YOUR TASK:
Search the listing for the string "this" and copy every line that contains it.

# # #

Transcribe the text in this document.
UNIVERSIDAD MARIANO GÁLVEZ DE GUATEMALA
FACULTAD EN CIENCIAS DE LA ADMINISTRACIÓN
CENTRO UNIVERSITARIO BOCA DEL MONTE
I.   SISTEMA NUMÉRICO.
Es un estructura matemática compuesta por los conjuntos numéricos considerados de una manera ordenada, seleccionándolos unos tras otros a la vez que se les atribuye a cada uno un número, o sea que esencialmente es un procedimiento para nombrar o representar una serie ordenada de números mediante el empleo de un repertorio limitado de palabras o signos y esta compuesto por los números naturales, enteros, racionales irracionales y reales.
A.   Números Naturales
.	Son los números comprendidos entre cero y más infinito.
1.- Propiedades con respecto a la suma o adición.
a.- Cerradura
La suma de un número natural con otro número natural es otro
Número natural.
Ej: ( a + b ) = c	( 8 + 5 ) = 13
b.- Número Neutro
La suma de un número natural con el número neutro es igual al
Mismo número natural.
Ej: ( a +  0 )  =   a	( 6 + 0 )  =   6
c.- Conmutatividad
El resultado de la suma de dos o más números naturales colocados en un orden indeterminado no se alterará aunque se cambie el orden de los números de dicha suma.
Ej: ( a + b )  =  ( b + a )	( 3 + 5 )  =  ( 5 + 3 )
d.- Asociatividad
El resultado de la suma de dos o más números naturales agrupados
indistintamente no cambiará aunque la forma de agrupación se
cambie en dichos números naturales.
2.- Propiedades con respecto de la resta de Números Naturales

# # #

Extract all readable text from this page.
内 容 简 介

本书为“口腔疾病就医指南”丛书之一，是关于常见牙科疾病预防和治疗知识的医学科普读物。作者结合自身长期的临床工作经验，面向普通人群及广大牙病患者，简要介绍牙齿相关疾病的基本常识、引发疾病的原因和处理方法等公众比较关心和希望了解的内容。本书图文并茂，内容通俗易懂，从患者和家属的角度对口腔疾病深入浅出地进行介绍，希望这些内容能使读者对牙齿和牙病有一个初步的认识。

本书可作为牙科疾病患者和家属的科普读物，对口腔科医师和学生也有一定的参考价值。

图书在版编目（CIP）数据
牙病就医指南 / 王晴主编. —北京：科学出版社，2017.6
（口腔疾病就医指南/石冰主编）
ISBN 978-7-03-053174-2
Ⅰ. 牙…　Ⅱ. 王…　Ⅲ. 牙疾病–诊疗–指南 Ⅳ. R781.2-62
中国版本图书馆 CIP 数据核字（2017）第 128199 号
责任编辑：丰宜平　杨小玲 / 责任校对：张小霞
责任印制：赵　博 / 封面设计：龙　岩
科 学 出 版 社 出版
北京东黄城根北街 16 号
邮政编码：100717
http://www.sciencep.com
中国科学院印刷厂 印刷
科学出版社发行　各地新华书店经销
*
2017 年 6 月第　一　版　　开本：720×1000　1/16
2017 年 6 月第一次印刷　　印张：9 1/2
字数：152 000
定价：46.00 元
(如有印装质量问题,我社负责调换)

# # #

PROBLEM SOLUTION:
Transcribe the text in this document.
Extract all readable text from this page.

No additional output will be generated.